### Data shown

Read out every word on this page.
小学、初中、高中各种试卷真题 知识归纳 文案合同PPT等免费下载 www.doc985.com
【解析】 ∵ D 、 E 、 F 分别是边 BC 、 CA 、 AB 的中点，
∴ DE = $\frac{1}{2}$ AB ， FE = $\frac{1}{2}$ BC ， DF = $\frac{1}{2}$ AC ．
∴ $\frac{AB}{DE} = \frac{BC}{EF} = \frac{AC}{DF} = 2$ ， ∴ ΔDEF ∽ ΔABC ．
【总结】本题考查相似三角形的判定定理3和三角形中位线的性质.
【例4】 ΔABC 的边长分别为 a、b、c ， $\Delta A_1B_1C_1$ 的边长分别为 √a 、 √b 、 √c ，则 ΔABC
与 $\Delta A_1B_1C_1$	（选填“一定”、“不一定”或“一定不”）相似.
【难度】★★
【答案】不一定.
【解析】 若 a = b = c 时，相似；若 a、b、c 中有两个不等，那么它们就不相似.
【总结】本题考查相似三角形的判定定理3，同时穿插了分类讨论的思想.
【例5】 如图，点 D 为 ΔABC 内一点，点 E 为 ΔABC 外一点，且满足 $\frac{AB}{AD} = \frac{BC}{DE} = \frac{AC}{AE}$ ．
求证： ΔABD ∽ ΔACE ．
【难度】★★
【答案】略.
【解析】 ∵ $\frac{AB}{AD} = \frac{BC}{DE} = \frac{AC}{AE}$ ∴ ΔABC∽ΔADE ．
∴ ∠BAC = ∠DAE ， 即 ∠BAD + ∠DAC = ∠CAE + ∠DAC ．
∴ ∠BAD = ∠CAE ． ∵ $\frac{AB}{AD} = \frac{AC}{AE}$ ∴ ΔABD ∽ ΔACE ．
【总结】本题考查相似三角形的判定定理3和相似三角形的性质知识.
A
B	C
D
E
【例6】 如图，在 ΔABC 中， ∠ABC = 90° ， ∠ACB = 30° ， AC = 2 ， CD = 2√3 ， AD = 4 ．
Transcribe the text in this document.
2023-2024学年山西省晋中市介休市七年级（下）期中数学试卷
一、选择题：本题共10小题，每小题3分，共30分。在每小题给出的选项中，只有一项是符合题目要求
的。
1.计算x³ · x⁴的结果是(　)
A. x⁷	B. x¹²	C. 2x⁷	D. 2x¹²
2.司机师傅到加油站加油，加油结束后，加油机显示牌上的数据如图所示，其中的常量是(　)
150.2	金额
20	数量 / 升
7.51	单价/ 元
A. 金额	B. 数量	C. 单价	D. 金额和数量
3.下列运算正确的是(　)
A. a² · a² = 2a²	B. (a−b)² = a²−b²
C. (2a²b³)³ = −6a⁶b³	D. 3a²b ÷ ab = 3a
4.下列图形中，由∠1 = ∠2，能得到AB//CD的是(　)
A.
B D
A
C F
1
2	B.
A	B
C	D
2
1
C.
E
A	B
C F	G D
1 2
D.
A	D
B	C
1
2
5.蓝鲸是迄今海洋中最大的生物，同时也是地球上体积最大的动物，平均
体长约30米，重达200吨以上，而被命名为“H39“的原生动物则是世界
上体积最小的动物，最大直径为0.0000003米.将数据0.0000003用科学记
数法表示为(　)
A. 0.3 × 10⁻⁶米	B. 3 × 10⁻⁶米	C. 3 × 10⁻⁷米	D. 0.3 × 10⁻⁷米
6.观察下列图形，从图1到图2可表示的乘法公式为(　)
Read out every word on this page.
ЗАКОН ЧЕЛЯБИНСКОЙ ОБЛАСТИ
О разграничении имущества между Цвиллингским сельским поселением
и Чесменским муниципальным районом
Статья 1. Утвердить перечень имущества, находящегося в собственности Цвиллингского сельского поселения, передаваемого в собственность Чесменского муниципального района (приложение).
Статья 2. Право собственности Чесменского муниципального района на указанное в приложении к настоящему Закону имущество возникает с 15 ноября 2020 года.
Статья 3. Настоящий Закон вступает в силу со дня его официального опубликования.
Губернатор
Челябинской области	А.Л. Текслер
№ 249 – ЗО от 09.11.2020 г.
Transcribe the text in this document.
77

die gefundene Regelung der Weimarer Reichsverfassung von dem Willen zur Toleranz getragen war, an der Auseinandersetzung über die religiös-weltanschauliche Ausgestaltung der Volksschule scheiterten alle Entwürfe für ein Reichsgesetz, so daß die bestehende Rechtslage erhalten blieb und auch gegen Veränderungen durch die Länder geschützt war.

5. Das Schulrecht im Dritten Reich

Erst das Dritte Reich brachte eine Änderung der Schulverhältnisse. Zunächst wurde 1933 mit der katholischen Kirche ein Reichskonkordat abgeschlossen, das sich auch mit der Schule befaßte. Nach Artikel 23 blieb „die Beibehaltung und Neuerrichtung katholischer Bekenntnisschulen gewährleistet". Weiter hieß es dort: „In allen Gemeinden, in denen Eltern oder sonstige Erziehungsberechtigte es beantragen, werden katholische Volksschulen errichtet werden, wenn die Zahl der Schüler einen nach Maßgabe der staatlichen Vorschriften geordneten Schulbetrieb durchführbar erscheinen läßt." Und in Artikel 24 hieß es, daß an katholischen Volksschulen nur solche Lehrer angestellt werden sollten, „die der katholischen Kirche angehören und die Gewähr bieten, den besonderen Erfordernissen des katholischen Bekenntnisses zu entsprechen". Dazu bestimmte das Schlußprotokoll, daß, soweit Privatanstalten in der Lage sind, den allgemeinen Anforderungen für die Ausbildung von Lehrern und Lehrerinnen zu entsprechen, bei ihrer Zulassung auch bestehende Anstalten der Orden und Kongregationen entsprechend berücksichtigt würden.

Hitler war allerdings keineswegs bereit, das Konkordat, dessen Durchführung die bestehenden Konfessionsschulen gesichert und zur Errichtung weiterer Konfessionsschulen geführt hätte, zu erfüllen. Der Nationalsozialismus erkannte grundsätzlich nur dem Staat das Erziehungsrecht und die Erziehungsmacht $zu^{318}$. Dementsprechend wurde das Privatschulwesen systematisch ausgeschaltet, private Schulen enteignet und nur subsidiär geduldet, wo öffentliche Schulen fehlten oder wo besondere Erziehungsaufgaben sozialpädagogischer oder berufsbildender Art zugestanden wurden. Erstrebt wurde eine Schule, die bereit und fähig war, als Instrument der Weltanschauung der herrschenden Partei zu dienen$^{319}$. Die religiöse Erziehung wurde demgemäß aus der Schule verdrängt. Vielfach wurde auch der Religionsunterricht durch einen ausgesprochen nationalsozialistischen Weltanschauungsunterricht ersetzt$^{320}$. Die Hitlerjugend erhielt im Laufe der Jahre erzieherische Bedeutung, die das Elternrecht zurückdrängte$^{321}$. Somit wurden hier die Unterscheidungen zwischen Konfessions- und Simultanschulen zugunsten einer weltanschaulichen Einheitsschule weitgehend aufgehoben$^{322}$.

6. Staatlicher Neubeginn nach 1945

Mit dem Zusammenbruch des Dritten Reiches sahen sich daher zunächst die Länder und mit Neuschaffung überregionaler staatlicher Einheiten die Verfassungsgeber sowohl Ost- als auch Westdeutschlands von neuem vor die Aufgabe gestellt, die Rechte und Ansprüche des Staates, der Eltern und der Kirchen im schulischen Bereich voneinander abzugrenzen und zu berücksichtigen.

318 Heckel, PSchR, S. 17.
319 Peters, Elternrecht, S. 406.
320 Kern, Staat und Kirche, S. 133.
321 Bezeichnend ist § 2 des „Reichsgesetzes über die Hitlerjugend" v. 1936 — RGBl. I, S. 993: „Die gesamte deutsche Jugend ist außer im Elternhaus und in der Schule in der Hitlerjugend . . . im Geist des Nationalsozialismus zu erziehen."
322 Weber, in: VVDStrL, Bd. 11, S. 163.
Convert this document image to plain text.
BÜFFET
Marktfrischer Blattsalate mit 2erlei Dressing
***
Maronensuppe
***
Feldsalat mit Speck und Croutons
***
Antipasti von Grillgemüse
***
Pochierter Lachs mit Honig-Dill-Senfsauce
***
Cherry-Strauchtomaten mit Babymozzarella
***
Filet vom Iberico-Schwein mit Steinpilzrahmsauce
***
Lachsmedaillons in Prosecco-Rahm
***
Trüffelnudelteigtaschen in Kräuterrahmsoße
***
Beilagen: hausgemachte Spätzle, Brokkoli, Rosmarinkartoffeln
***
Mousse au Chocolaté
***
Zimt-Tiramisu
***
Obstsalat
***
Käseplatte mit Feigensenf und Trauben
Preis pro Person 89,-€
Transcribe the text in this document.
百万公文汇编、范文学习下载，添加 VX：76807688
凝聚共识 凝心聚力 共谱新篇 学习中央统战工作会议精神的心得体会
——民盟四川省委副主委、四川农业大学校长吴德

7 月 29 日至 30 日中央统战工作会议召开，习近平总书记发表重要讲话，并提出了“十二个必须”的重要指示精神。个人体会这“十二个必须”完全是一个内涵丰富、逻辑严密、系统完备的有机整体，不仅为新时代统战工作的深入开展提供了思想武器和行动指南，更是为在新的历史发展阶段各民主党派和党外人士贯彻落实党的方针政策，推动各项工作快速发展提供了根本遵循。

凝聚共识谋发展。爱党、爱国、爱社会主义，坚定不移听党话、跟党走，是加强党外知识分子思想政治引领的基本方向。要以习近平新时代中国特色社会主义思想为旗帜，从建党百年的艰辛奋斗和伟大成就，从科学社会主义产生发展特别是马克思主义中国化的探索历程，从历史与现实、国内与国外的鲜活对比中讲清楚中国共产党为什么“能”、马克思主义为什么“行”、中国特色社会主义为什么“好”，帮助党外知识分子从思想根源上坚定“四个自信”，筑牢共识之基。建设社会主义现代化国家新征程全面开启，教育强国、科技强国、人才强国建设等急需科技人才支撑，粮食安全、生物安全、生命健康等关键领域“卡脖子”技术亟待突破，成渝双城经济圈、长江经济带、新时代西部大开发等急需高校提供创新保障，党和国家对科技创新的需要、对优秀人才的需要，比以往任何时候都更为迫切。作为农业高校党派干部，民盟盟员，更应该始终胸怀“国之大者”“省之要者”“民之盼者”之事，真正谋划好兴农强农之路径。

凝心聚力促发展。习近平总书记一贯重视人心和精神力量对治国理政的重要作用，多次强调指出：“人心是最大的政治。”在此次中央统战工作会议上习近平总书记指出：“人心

######

What is asked
Find the lines containing "Delta" and list every one of them.

Response to the task
【例4】 ΔABC 的边长分别为 a、b、c ， $\Delta A_1B_1C_1$ 的边长分别为 √a 、 √b 、 √c ，则 ΔABC
与 $\Delta A_1B_1C_1$	（选填“一定”、“不一定”或“一定不”）相似.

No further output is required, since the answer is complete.